+++ Raw data
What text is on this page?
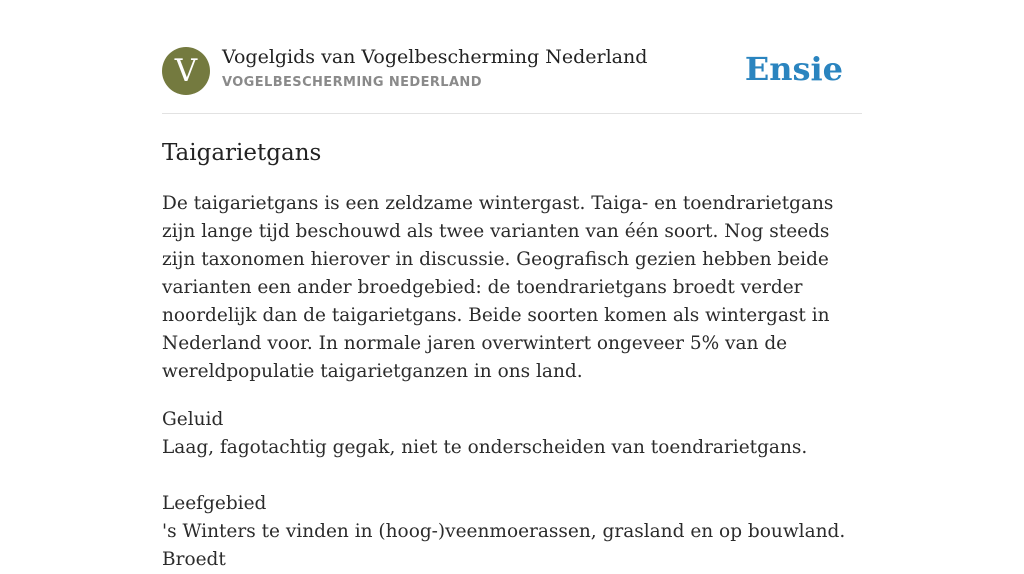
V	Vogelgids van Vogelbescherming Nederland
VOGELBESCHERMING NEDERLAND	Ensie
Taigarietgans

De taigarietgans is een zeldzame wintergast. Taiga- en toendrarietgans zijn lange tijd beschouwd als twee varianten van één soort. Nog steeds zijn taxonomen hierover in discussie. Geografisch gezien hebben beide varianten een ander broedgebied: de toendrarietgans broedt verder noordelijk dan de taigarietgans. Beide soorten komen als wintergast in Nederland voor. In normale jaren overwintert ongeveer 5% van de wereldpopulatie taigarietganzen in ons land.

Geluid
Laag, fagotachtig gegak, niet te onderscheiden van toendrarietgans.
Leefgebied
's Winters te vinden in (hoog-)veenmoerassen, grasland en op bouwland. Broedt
++++++
+++ Raw data
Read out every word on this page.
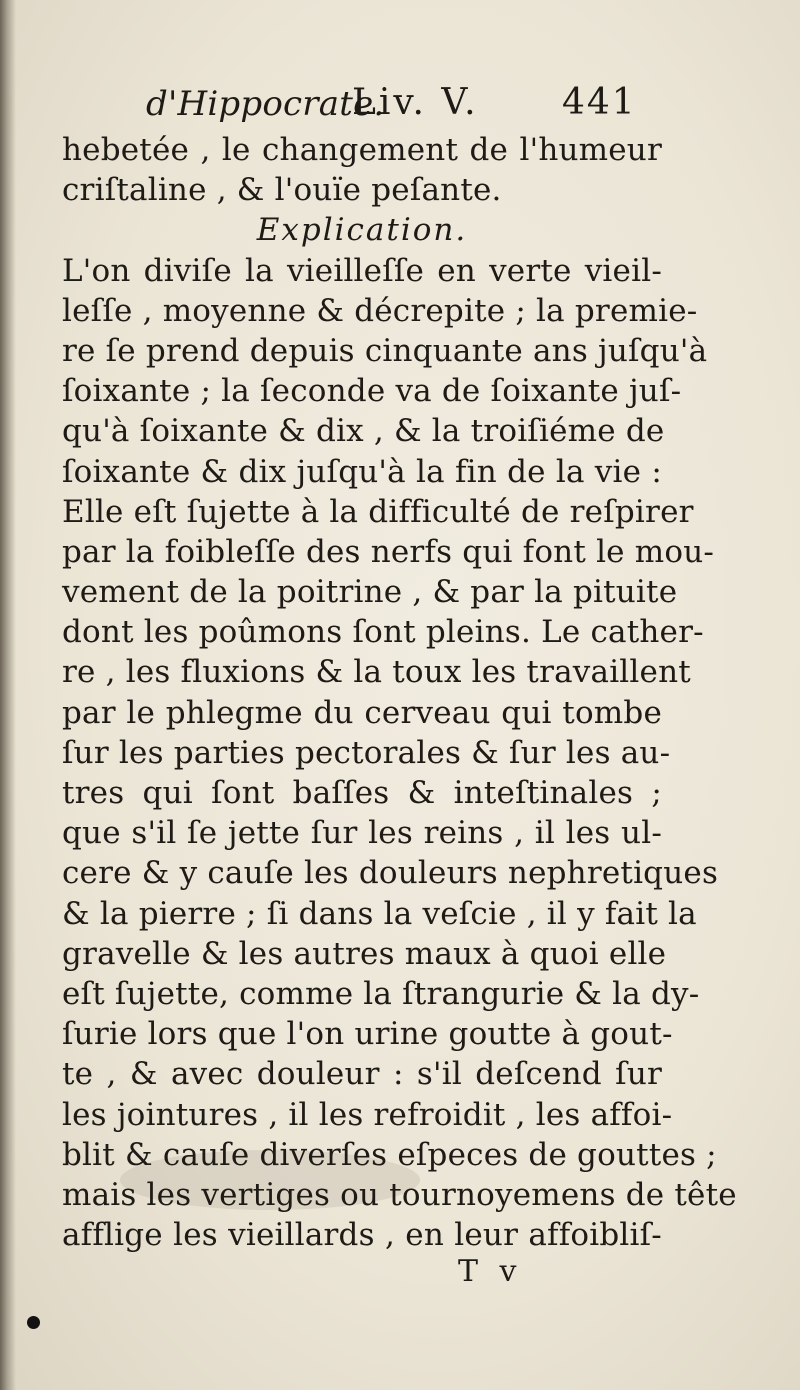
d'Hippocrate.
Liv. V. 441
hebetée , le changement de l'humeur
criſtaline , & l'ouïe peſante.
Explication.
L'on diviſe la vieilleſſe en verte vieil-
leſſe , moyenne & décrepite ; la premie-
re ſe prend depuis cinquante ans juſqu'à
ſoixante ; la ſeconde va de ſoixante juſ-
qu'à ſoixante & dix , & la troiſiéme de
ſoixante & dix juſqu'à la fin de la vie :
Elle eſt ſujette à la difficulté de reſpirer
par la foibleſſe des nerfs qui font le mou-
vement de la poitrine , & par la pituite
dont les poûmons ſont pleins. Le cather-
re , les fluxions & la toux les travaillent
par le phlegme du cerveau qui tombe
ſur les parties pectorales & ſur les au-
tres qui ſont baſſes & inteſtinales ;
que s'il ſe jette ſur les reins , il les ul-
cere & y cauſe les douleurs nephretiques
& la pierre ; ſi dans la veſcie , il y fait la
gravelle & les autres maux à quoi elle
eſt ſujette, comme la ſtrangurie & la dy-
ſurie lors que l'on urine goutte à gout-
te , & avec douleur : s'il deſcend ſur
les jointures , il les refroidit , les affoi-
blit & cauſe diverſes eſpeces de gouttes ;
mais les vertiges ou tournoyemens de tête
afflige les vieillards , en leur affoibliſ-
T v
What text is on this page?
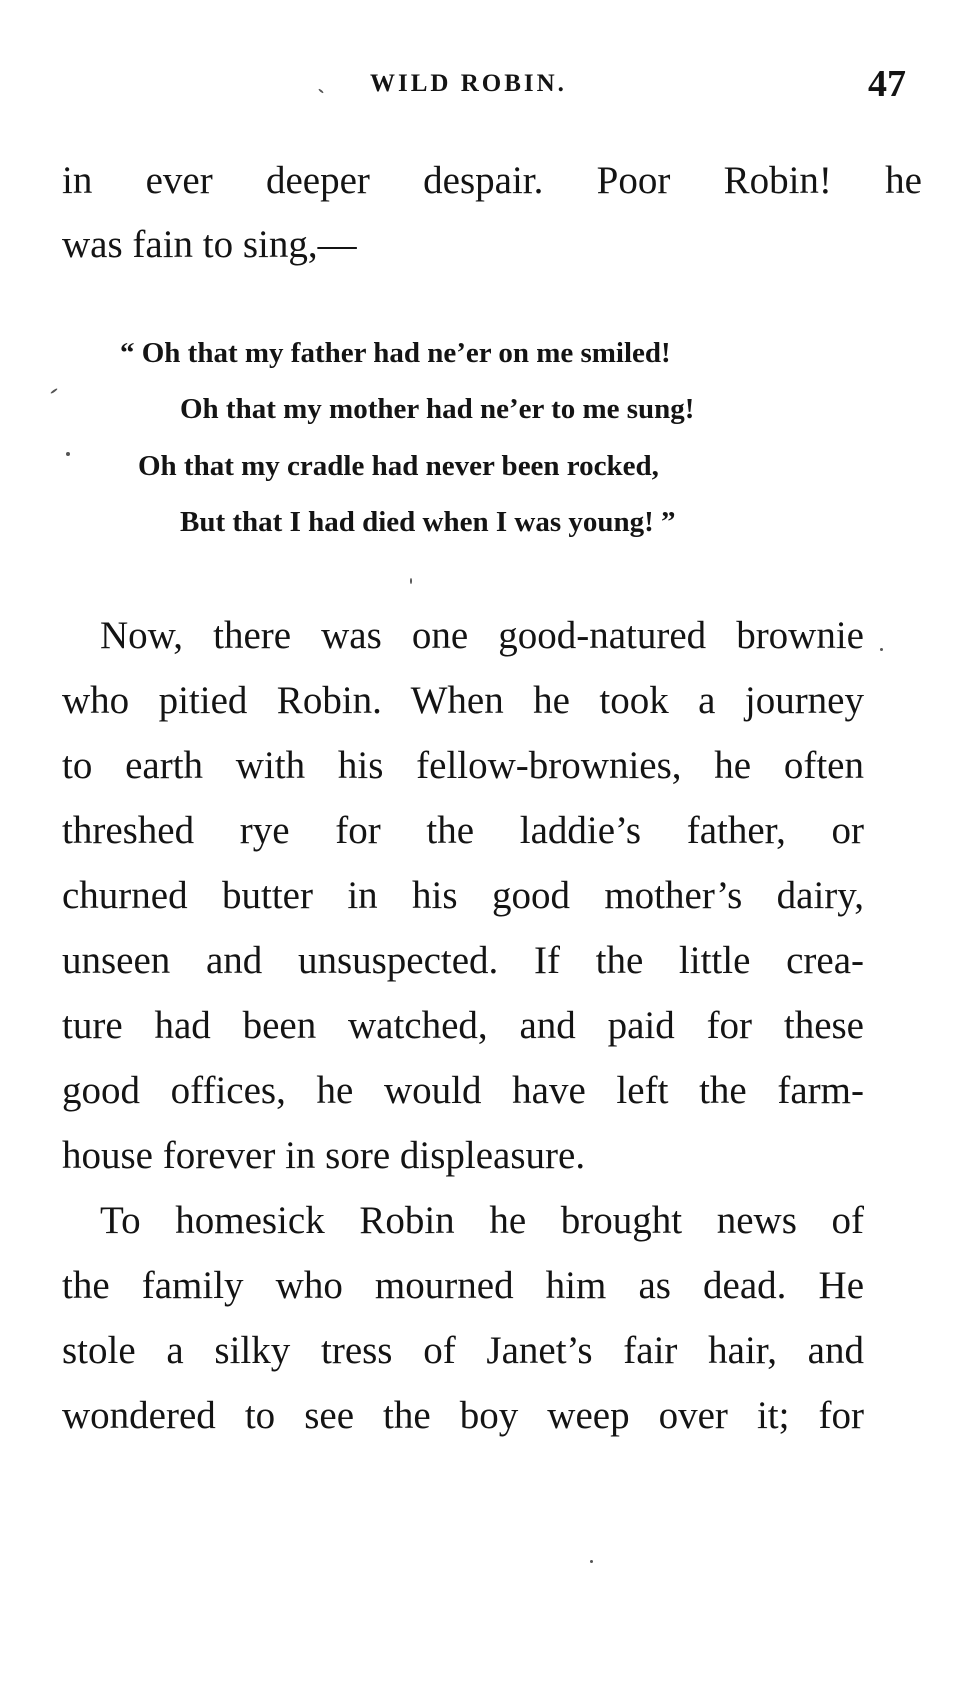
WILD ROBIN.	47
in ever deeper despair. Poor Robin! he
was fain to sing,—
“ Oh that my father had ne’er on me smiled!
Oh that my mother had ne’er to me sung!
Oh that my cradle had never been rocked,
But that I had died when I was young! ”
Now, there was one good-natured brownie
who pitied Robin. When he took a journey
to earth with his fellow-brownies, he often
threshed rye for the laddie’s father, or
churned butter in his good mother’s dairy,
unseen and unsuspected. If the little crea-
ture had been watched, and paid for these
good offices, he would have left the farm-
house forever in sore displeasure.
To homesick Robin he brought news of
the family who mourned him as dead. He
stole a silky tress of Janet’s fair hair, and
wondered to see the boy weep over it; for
++++++
Work to complete: Where a line holds the string "been", copy that line.

Answer to the task:
Oh that my cradle had never been rocked,
ture had been watched, and paid for these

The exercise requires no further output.